**Short problem**
Your task is to transcribe all of the data below exactly, omitting the images.

**Rows**
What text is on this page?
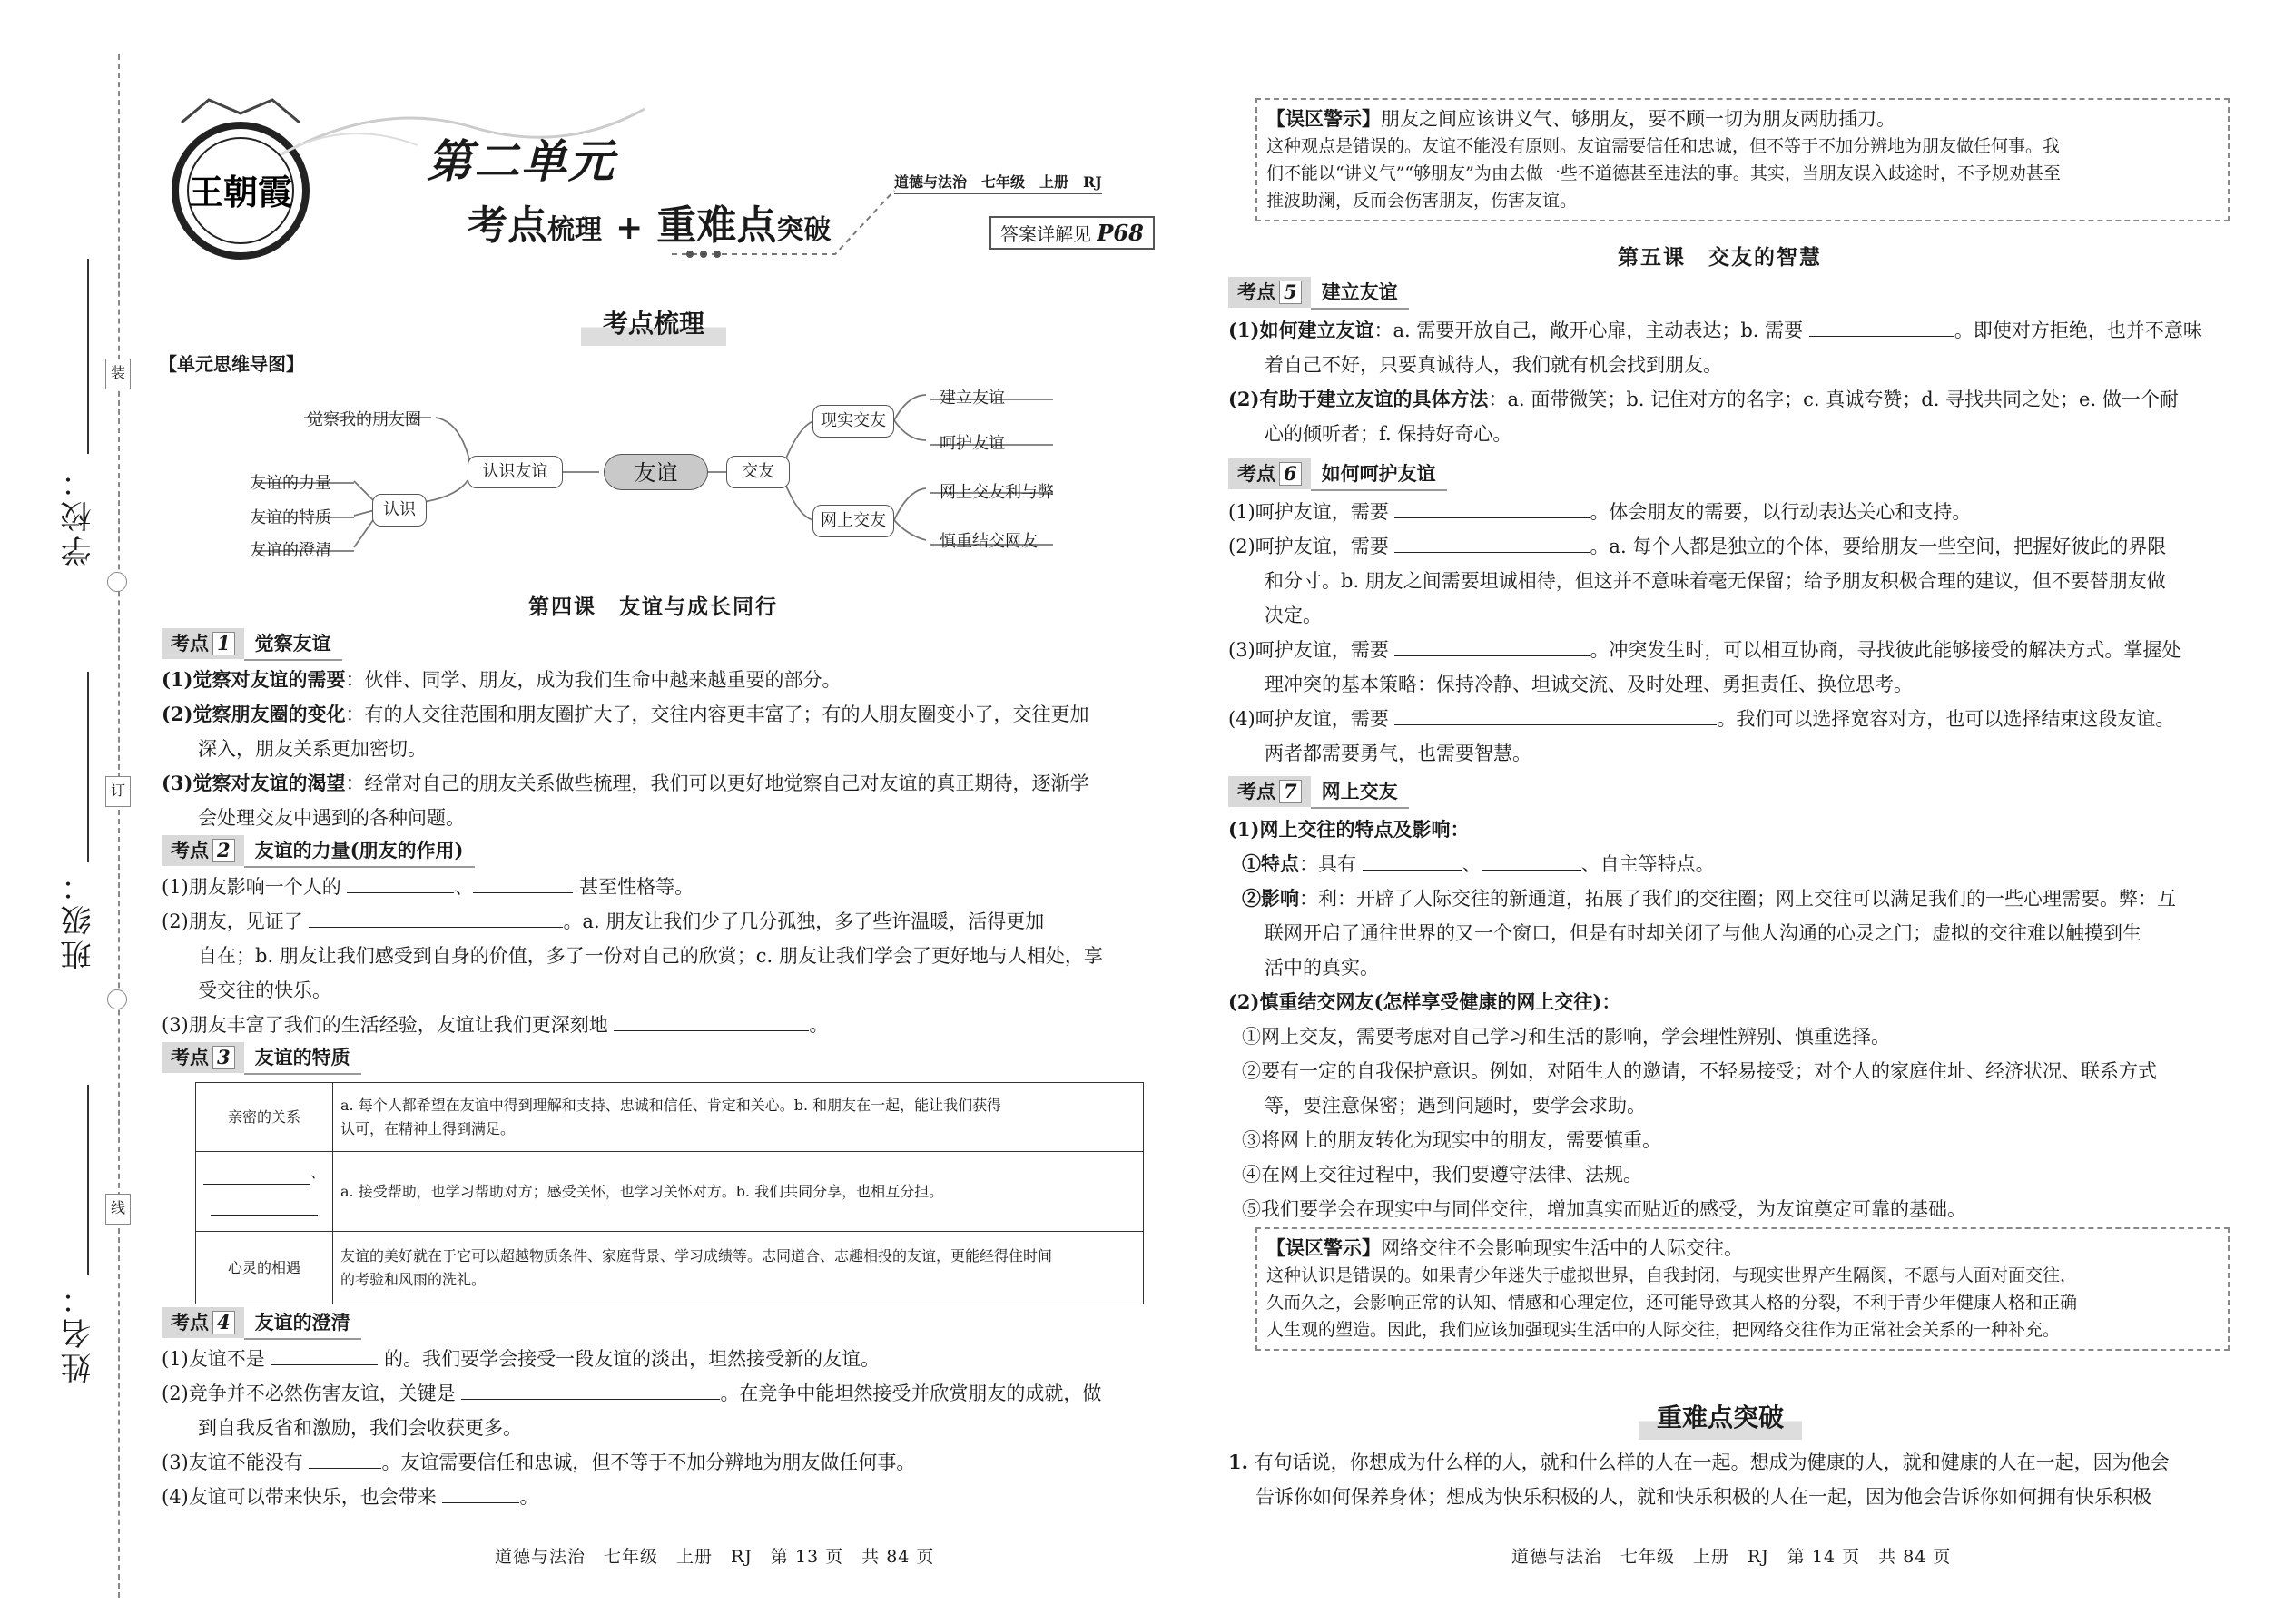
学校：
班级：
姓名：
装
订
线
王朝霞
第二单元
考点梳理 + 重难点突破
道德与法治　七年级　上册　RJ
答案详解见 P68
考点梳理
【单元思维导图】
友谊
认识友谊	交友
认识
现实交友
网上交友
觉察我的朋友圈
友谊的力量
友谊的特质
友谊的澄清
建立友谊
呵护友谊
网上交友利与弊
慎重结交网友
第四课　友谊与成长同行
考点 1 觉察友谊
(1)觉察对友谊的需要：伙伴、同学、朋友，成为我们生命中越来越重要的部分。
(2)觉察朋友圈的变化：有的人交往范围和朋友圈扩大了，交往内容更丰富了；有的人朋友圈变小了，交往更加
深入，朋友关系更加密切。
(3)觉察对友谊的渴望：经常对自己的朋友关系做些梳理，我们可以更好地觉察自己对友谊的真正期待，逐渐学
会处理交友中遇到的各种问题。
考点 2 友谊的力量(朋友的作用)
(1)朋友影响一个人的	、	甚至性格等。
(2)朋友，见证了	。a. 朋友让我们少了几分孤独，多了些许温暖，活得更加
自在；b. 朋友让我们感受到自身的价值，多了一份对自己的欣赏；c. 朋友让我们学会了更好地与人相处，享
受交往的快乐。
(3)朋友丰富了我们的生活经验，友谊让我们更深刻地	。
考点 3 友谊的特质
亲密的关系	a. 每个人都希望在友谊中得到理解和支持、忠诚和信任、肯定和关心。b. 和朋友在一起，能让我们获得
认可，在精神上得到满足。

、	a. 接受帮助，也学习帮助对方；感受关怀，也学习关怀对方。b. 我们共同分享，也相互分担。
心灵的相遇	友谊的美好就在于它可以超越物质条件、家庭背景、学习成绩等。志同道合、志趣相投的友谊，更能经得住时间
的考验和风雨的洗礼。
考点 4 友谊的澄清
(1)友谊不是	的。我们要学会接受一段友谊的淡出，坦然接受新的友谊。
(2)竞争并不必然伤害友谊，关键是	。在竞争中能坦然接受并欣赏朋友的成就，做
到自我反省和激励，我们会收获更多。
(3)友谊不能没有	。友谊需要信任和忠诚，但不等于不加分辨地为朋友做任何事。
(4)友谊可以带来快乐，也会带来	。
道德与法治　七年级　上册　RJ　第 13 页　共 84 页
【误区警示】朋友之间应该讲义气、够朋友，要不顾一切为朋友两肋插刀。
这种观点是错误的。友谊不能没有原则。友谊需要信任和忠诚，但不等于不加分辨地为朋友做任何事。我
们不能以“讲义气”“够朋友”为由去做一些不道德甚至违法的事。其实，当朋友误入歧途时，不予规劝甚至
推波助澜，反而会伤害朋友，伤害友谊。
第五课　交友的智慧
考点 5 建立友谊
(1)如何建立友谊：a. 需要开放自己，敞开心扉，主动表达；b. 需要	。即使对方拒绝，也并不意味
着自己不好，只要真诚待人，我们就有机会找到朋友。
(2)有助于建立友谊的具体方法：a. 面带微笑；b. 记住对方的名字；c. 真诚夸赞；d. 寻找共同之处；e. 做一个耐
心的倾听者；f. 保持好奇心。
考点 6 如何呵护友谊
(1)呵护友谊，需要	。体会朋友的需要，以行动表达关心和支持。
(2)呵护友谊，需要	。a. 每个人都是独立的个体，要给朋友一些空间，把握好彼此的界限
和分寸。b. 朋友之间需要坦诚相待，但这并不意味着毫无保留；给予朋友积极合理的建议，但不要替朋友做
决定。
(3)呵护友谊，需要	。冲突发生时，可以相互协商，寻找彼此能够接受的解决方式。掌握处
理冲突的基本策略：保持冷静、坦诚交流、及时处理、勇担责任、换位思考。
(4)呵护友谊，需要	。我们可以选择宽容对方，也可以选择结束这段友谊。
两者都需要勇气，也需要智慧。
考点 7 网上交友
(1)网上交往的特点及影响：
①特点：具有	、	、自主等特点。
②影响：利：开辟了人际交往的新通道，拓展了我们的交往圈；网上交往可以满足我们的一些心理需要。弊：互
联网开启了通往世界的又一个窗口，但是有时却关闭了与他人沟通的心灵之门；虚拟的交往难以触摸到生
活中的真实。
(2)慎重结交网友(怎样享受健康的网上交往)：
①网上交友，需要考虑对自己学习和生活的影响，学会理性辨别、慎重选择。
②要有一定的自我保护意识。例如，对陌生人的邀请，不轻易接受；对个人的家庭住址、经济状况、联系方式
等，要注意保密；遇到问题时，要学会求助。
③将网上的朋友转化为现实中的朋友，需要慎重。
④在网上交往过程中，我们要遵守法律、法规。
⑤我们要学会在现实中与同伴交往，增加真实而贴近的感受，为友谊奠定可靠的基础。
【误区警示】网络交往不会影响现实生活中的人际交往。
这种认识是错误的。如果青少年迷失于虚拟世界，自我封闭，与现实世界产生隔阂，不愿与人面对面交往，
久而久之，会影响正常的认知、情感和心理定位，还可能导致其人格的分裂，不利于青少年健康人格和正确
人生观的塑造。因此，我们应该加强现实生活中的人际交往，把网络交往作为正常社会关系的一种补充。
重难点突破
1. 有句话说，你想成为什么样的人，就和什么样的人在一起。想成为健康的人，就和健康的人在一起，因为他会
告诉你如何保养身体；想成为快乐积极的人，就和快乐积极的人在一起，因为他会告诉你如何拥有快乐积极
道德与法治　七年级　上册　RJ　第 14 页　共 84 页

**Answer to the problem**
What text is on this page?
学校：
班级：
姓名：
装
订
线
王朝霞
第二单元
考点梳理 + 重难点突破
道德与法治　七年级　上册　RJ
答案详解见 P68
考点梳理
【单元思维导图】
友谊
认识友谊	交友
认识
现实交友
网上交友
觉察我的朋友圈
友谊的力量
友谊的特质
友谊的澄清
建立友谊
呵护友谊
网上交友利与弊
慎重结交网友
第四课　友谊与成长同行
考点 1 觉察友谊
(1)觉察对友谊的需要：伙伴、同学、朋友，成为我们生命中越来越重要的部分。
(2)觉察朋友圈的变化：有的人交往范围和朋友圈扩大了，交往内容更丰富了；有的人朋友圈变小了，交往更加
深入，朋友关系更加密切。
(3)觉察对友谊的渴望：经常对自己的朋友关系做些梳理，我们可以更好地觉察自己对友谊的真正期待，逐渐学
会处理交友中遇到的各种问题。
考点 2 友谊的力量(朋友的作用)
(1)朋友影响一个人的	、	甚至性格等。
(2)朋友，见证了	。a. 朋友让我们少了几分孤独，多了些许温暖，活得更加
自在；b. 朋友让我们感受到自身的价值，多了一份对自己的欣赏；c. 朋友让我们学会了更好地与人相处，享
受交往的快乐。
(3)朋友丰富了我们的生活经验，友谊让我们更深刻地	。
考点 3 友谊的特质
亲密的关系	a. 每个人都希望在友谊中得到理解和支持、忠诚和信任、肯定和关心。b. 和朋友在一起，能让我们获得
认可，在精神上得到满足。

、	a. 接受帮助，也学习帮助对方；感受关怀，也学习关怀对方。b. 我们共同分享，也相互分担。
心灵的相遇	友谊的美好就在于它可以超越物质条件、家庭背景、学习成绩等。志同道合、志趣相投的友谊，更能经得住时间
的考验和风雨的洗礼。
考点 4 友谊的澄清
(1)友谊不是	的。我们要学会接受一段友谊的淡出，坦然接受新的友谊。
(2)竞争并不必然伤害友谊，关键是	。在竞争中能坦然接受并欣赏朋友的成就，做
到自我反省和激励，我们会收获更多。
(3)友谊不能没有	。友谊需要信任和忠诚，但不等于不加分辨地为朋友做任何事。
(4)友谊可以带来快乐，也会带来	。
道德与法治　七年级　上册　RJ　第 13 页　共 84 页
【误区警示】朋友之间应该讲义气、够朋友，要不顾一切为朋友两肋插刀。
这种观点是错误的。友谊不能没有原则。友谊需要信任和忠诚，但不等于不加分辨地为朋友做任何事。我
们不能以“讲义气”“够朋友”为由去做一些不道德甚至违法的事。其实，当朋友误入歧途时，不予规劝甚至
推波助澜，反而会伤害朋友，伤害友谊。
第五课　交友的智慧
考点 5 建立友谊
(1)如何建立友谊：a. 需要开放自己，敞开心扉，主动表达；b. 需要	。即使对方拒绝，也并不意味
着自己不好，只要真诚待人，我们就有机会找到朋友。
(2)有助于建立友谊的具体方法：a. 面带微笑；b. 记住对方的名字；c. 真诚夸赞；d. 寻找共同之处；e. 做一个耐
心的倾听者；f. 保持好奇心。
考点 6 如何呵护友谊
(1)呵护友谊，需要	。体会朋友的需要，以行动表达关心和支持。
(2)呵护友谊，需要	。a. 每个人都是独立的个体，要给朋友一些空间，把握好彼此的界限
和分寸。b. 朋友之间需要坦诚相待，但这并不意味着毫无保留；给予朋友积极合理的建议，但不要替朋友做
决定。
(3)呵护友谊，需要	。冲突发生时，可以相互协商，寻找彼此能够接受的解决方式。掌握处
理冲突的基本策略：保持冷静、坦诚交流、及时处理、勇担责任、换位思考。
(4)呵护友谊，需要	。我们可以选择宽容对方，也可以选择结束这段友谊。
两者都需要勇气，也需要智慧。
考点 7 网上交友
(1)网上交往的特点及影响：
①特点：具有	、	、自主等特点。
②影响：利：开辟了人际交往的新通道，拓展了我们的交往圈；网上交往可以满足我们的一些心理需要。弊：互
联网开启了通往世界的又一个窗口，但是有时却关闭了与他人沟通的心灵之门；虚拟的交往难以触摸到生
活中的真实。
(2)慎重结交网友(怎样享受健康的网上交往)：
①网上交友，需要考虑对自己学习和生活的影响，学会理性辨别、慎重选择。
②要有一定的自我保护意识。例如，对陌生人的邀请，不轻易接受；对个人的家庭住址、经济状况、联系方式
等，要注意保密；遇到问题时，要学会求助。
③将网上的朋友转化为现实中的朋友，需要慎重。
④在网上交往过程中，我们要遵守法律、法规。
⑤我们要学会在现实中与同伴交往，增加真实而贴近的感受，为友谊奠定可靠的基础。
【误区警示】网络交往不会影响现实生活中的人际交往。
这种认识是错误的。如果青少年迷失于虚拟世界，自我封闭，与现实世界产生隔阂，不愿与人面对面交往，
久而久之，会影响正常的认知、情感和心理定位，还可能导致其人格的分裂，不利于青少年健康人格和正确
人生观的塑造。因此，我们应该加强现实生活中的人际交往，把网络交往作为正常社会关系的一种补充。
重难点突破
1. 有句话说，你想成为什么样的人，就和什么样的人在一起。想成为健康的人，就和健康的人在一起，因为他会
告诉你如何保养身体；想成为快乐积极的人，就和快乐积极的人在一起，因为他会告诉你如何拥有快乐积极
道德与法治　七年级　上册　RJ　第 14 页　共 84 页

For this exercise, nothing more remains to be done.